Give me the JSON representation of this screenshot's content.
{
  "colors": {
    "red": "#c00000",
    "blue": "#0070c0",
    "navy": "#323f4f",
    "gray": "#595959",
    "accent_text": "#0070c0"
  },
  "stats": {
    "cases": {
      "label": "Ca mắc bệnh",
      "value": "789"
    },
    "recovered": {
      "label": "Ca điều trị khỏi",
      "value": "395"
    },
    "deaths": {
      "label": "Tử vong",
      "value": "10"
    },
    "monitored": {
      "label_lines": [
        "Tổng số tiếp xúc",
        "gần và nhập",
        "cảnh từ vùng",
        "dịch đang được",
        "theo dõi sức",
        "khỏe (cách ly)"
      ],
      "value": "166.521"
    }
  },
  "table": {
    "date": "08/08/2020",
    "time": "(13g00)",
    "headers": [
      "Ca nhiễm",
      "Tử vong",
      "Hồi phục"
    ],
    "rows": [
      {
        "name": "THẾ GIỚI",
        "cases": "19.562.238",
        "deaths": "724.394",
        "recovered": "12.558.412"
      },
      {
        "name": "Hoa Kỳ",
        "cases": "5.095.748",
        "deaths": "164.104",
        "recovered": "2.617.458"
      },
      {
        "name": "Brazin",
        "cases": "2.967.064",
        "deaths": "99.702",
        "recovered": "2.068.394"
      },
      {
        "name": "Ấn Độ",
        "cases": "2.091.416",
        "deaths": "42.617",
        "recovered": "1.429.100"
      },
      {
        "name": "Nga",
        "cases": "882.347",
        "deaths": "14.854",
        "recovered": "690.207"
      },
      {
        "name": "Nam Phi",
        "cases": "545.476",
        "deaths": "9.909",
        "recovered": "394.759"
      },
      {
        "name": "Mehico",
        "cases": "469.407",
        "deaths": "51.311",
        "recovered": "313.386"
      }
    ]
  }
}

========================

YOUR INSTRUCTIONS: Output each record precisely as given.

THE OUTPUT:
Give me the JSON representation of this screenshot's content.
{
  "colors": {
    "red": "#c00000",
    "blue": "#0070c0",
    "navy": "#323f4f",
    "gray": "#595959",
    "accent_text": "#0070c0"
  },
  "stats": {
    "cases": {
      "label": "Ca mắc bệnh",
      "value": "789"
    },
    "recovered": {
      "label": "Ca điều trị khỏi",
      "value": "395"
    },
    "deaths": {
      "label": "Tử vong",
      "value": "10"
    },
    "monitored": {
      "label_lines": [
        "Tổng số tiếp xúc",
        "gần và nhập",
        "cảnh từ vùng",
        "dịch đang được",
        "theo dõi sức",
        "khỏe (cách ly)"
      ],
      "value": "166.521"
    }
  },
  "table": {
    "date": "08/08/2020",
    "time": "(13g00)",
    "headers": [
      "Ca nhiễm",
      "Tử vong",
      "Hồi phục"
    ],
    "rows": [
      {
        "name": "THẾ GIỚI",
        "cases": "19.562.238",
        "deaths": "724.394",
        "recovered": "12.558.412"
      },
      {
        "name": "Hoa Kỳ",
        "cases": "5.095.748",
        "deaths": "164.104",
        "recovered": "2.617.458"
      },
      {
        "name": "Brazin",
        "cases": "2.967.064",
        "deaths": "99.702",
        "recovered": "2.068.394"
      },
      {
        "name": "Ấn Độ",
        "cases": "2.091.416",
        "deaths": "42.617",
        "recovered": "1.429.100"
      },
      {
        "name": "Nga",
        "cases": "882.347",
        "deaths": "14.854",
        "recovered": "690.207"
      },
      {
        "name": "Nam Phi",
        "cases": "545.476",
        "deaths": "9.909",
        "recovered": "394.759"
      },
      {
        "name": "Mehico",
        "cases": "469.407",
        "deaths": "51.311",
        "recovered": "313.386"
      }
    ]
  }
}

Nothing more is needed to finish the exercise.